__TASK INSTRUCTIONS__
Quote all entries exactly, leaving pictures aside.

__SUPPLIED RECORDS__
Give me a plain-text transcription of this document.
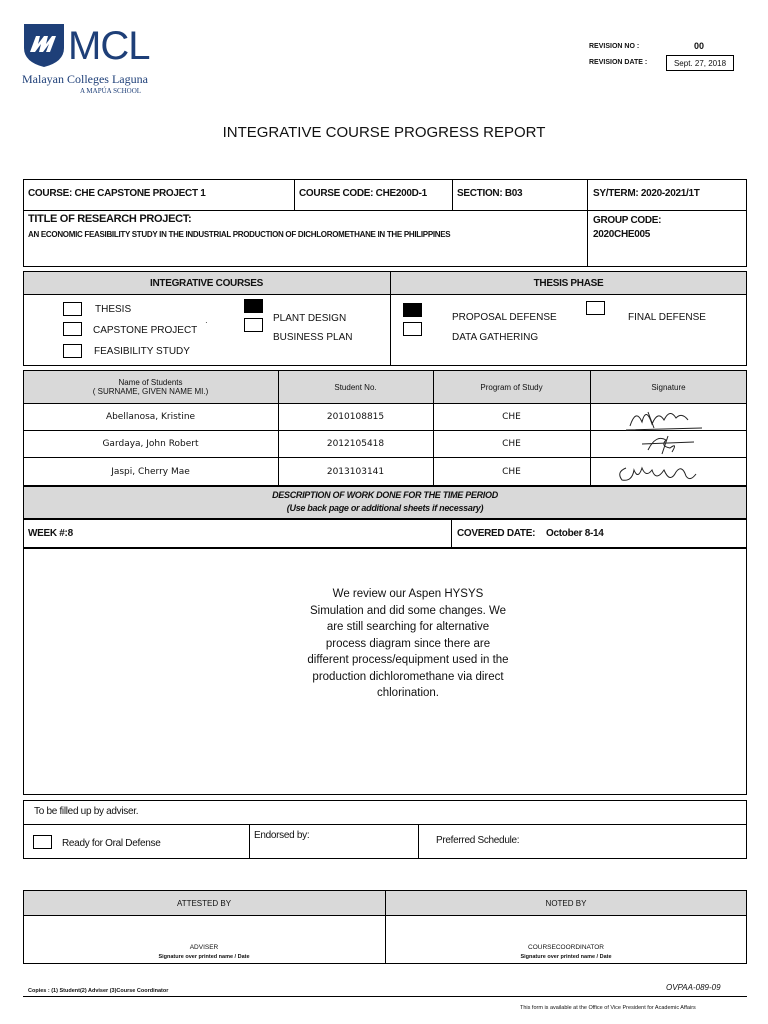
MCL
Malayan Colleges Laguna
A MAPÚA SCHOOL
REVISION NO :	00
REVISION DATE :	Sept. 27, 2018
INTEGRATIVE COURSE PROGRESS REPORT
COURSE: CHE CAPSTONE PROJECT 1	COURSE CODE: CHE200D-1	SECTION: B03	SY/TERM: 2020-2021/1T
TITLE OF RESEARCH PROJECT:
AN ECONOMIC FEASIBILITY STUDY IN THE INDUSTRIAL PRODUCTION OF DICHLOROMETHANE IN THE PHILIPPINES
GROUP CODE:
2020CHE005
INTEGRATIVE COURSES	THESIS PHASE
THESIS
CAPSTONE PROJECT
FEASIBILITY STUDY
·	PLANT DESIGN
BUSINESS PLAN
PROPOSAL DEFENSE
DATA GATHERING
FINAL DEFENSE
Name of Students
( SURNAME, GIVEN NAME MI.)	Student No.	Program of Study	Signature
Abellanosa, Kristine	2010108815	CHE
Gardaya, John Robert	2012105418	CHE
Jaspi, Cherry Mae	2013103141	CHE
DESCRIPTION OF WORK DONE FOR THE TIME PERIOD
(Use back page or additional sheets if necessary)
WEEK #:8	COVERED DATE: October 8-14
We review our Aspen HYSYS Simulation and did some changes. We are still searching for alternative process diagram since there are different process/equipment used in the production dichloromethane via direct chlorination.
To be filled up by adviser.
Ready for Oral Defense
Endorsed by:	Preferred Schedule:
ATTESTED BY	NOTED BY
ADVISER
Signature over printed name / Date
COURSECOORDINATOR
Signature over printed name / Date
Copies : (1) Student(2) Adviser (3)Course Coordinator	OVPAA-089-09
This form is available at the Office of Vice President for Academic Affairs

__SOLUTION BELOW__
Give me a plain-text transcription of this document.
MCL
Malayan Colleges Laguna
A MAPÚA SCHOOL
REVISION NO :	00
REVISION DATE :	Sept. 27, 2018
INTEGRATIVE COURSE PROGRESS REPORT
COURSE: CHE CAPSTONE PROJECT 1	COURSE CODE: CHE200D-1	SECTION: B03	SY/TERM: 2020-2021/1T
TITLE OF RESEARCH PROJECT:
AN ECONOMIC FEASIBILITY STUDY IN THE INDUSTRIAL PRODUCTION OF DICHLOROMETHANE IN THE PHILIPPINES
GROUP CODE:
2020CHE005
INTEGRATIVE COURSES	THESIS PHASE
THESIS
CAPSTONE PROJECT
FEASIBILITY STUDY
·	PLANT DESIGN
BUSINESS PLAN
PROPOSAL DEFENSE
DATA GATHERING
FINAL DEFENSE
Name of Students
( SURNAME, GIVEN NAME MI.)	Student No.	Program of Study	Signature
Abellanosa, Kristine	2010108815	CHE
Gardaya, John Robert	2012105418	CHE
Jaspi, Cherry Mae	2013103141	CHE
DESCRIPTION OF WORK DONE FOR THE TIME PERIOD
(Use back page or additional sheets if necessary)
WEEK #:8	COVERED DATE: October 8-14
We review our Aspen HYSYS Simulation and did some changes. We are still searching for alternative process diagram since there are different process/equipment used in the production dichloromethane via direct chlorination.
To be filled up by adviser.
Ready for Oral Defense
Endorsed by:	Preferred Schedule:
ATTESTED BY	NOTED BY
ADVISER
Signature over printed name / Date
COURSECOORDINATOR
Signature over printed name / Date
Copies : (1) Student(2) Adviser (3)Course Coordinator	OVPAA-089-09
This form is available at the Office of Vice President for Academic Affairs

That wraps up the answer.